Excerpted data »
◇ ◇ ◇ ◇ ◇

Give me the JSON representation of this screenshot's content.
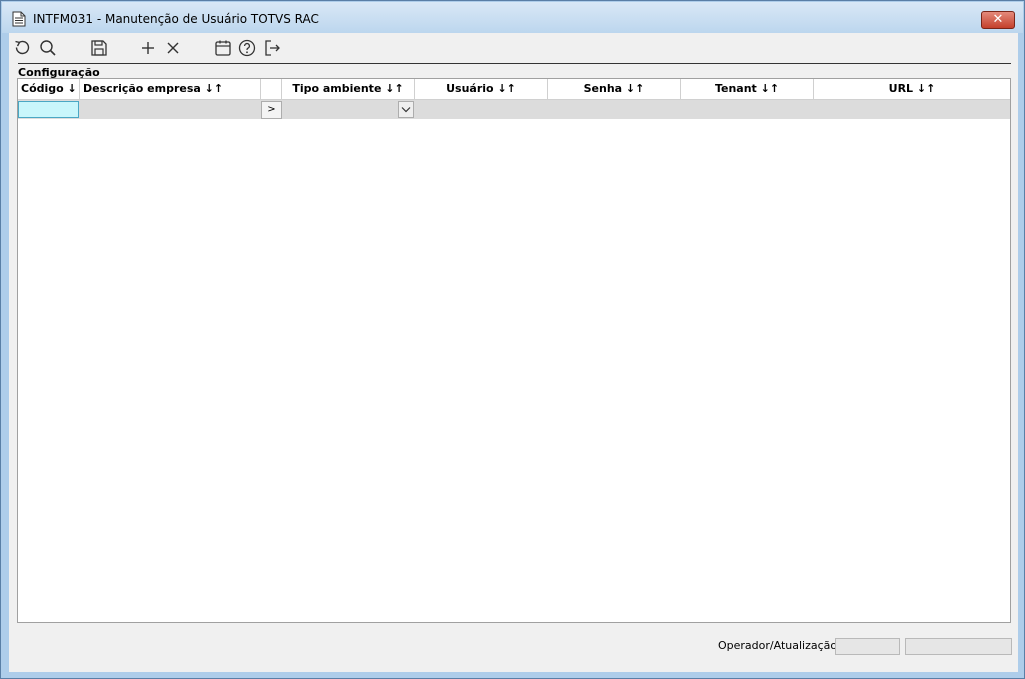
{
  "window": {
    "title": "INTFM031 - Manutenção de Usuário TOTVS RAC",
    "title_icon": "document-icon",
    "close_icon": "close-icon",
    "close_glyph": "✕"
  },
  "toolbar": {
    "buttons": [
      {
        "icon": "refresh-icon"
      },
      {
        "icon": "search-icon"
      },
      {
        "icon": "save-icon"
      },
      {
        "icon": "add-icon"
      },
      {
        "icon": "delete-icon"
      },
      {
        "icon": "calendar-icon"
      },
      {
        "icon": "help-icon"
      },
      {
        "icon": "exit-icon"
      }
    ]
  },
  "group": {
    "label": "Configuração"
  },
  "grid": {
    "columns": [
      {
        "label": "Código ↓↑"
      },
      {
        "label": "Descrição empresa ↓↑"
      },
      {
        "label": ""
      },
      {
        "label": "Tipo ambiente ↓↑"
      },
      {
        "label": "Usuário ↓↑"
      },
      {
        "label": "Senha ↓↑"
      },
      {
        "label": "Tenant ↓↑"
      },
      {
        "label": "URL ↓↑"
      }
    ],
    "row": {
      "codigo": "",
      "descricao": "",
      "arrow_label": ">",
      "tipo_ambiente": "",
      "usuario": "",
      "senha": "",
      "tenant": "",
      "url": ""
    }
  },
  "footer": {
    "operador_label": "Operador/Atualização",
    "operador": "",
    "atualizacao": ""
  },
  "colors": {
    "title_bar": "#bcd6ee",
    "client_bg": "#f0f0f0",
    "active_cell": "#c9f6fb",
    "row_bg": "#dcdcdc",
    "close_button": "#c4402c"
  }
}
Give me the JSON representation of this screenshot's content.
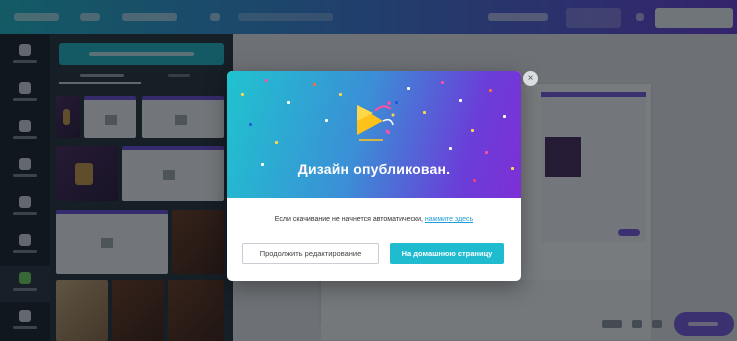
{
  "modal": {
    "title": "Дизайн опубликован.",
    "message_prefix": "Если скачивание не начнется автоматически,",
    "message_link": "нажмите здесь",
    "continue_label": "Продолжить редактирование",
    "home_label": "На домашнюю страницу",
    "close_glyph": "×"
  },
  "colors": {
    "accent": "#1fbccf",
    "hero_start": "#1fc3cf",
    "hero_end": "#7d2fd6",
    "link": "#1f9fd6"
  },
  "icons": [
    "party-popper-icon",
    "close-icon"
  ]
}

◇ ◇ ◇ ◇ ◇

Short task » Omit every picture, then reproduce the rest of the listing exactly.

Problem solution »
Give me the JSON representation of this screenshot's content.
{
  "window": {
    "title": "INTFM031 - Manutenção de Usuário TOTVS RAC",
    "title_icon": "document-icon",
    "close_icon": "close-icon",
    "close_glyph": "✕"
  },
  "toolbar": {
    "buttons": [
      {
        "icon": "refresh-icon"
      },
      {
        "icon": "search-icon"
      },
      {
        "icon": "save-icon"
      },
      {
        "icon": "add-icon"
      },
      {
        "icon": "delete-icon"
      },
      {
        "icon": "calendar-icon"
      },
      {
        "icon": "help-icon"
      },
      {
        "icon": "exit-icon"
      }
    ]
  },
  "group": {
    "label": "Configuração"
  },
  "grid": {
    "columns": [
      {
        "label": "Código ↓↑"
      },
      {
        "label": "Descrição empresa ↓↑"
      },
      {
        "label": ""
      },
      {
        "label": "Tipo ambiente ↓↑"
      },
      {
        "label": "Usuário ↓↑"
      },
      {
        "label": "Senha ↓↑"
      },
      {
        "label": "Tenant ↓↑"
      },
      {
        "label": "URL ↓↑"
      }
    ],
    "row": {
      "codigo": "",
      "descricao": "",
      "arrow_label": ">",
      "tipo_ambiente": "",
      "usuario": "",
      "senha": "",
      "tenant": "",
      "url": ""
    }
  },
  "footer": {
    "operador_label": "Operador/Atualização",
    "operador": "",
    "atualizacao": ""
  },
  "colors": {
    "title_bar": "#bcd6ee",
    "client_bg": "#f0f0f0",
    "active_cell": "#c9f6fb",
    "row_bg": "#dcdcdc",
    "close_button": "#c4402c"
  }
}
Give me the JSON representation of this screenshot's content.
{
  "modal": {
    "title": "Дизайн опубликован.",
    "message_prefix": "Если скачивание не начнется автоматически,",
    "message_link": "нажмите здесь",
    "continue_label": "Продолжить редактирование",
    "home_label": "На домашнюю страницу",
    "close_glyph": "×"
  },
  "colors": {
    "accent": "#1fbccf",
    "hero_start": "#1fc3cf",
    "hero_end": "#7d2fd6",
    "link": "#1f9fd6"
  },
  "icons": [
    "party-popper-icon",
    "close-icon"
  ]
}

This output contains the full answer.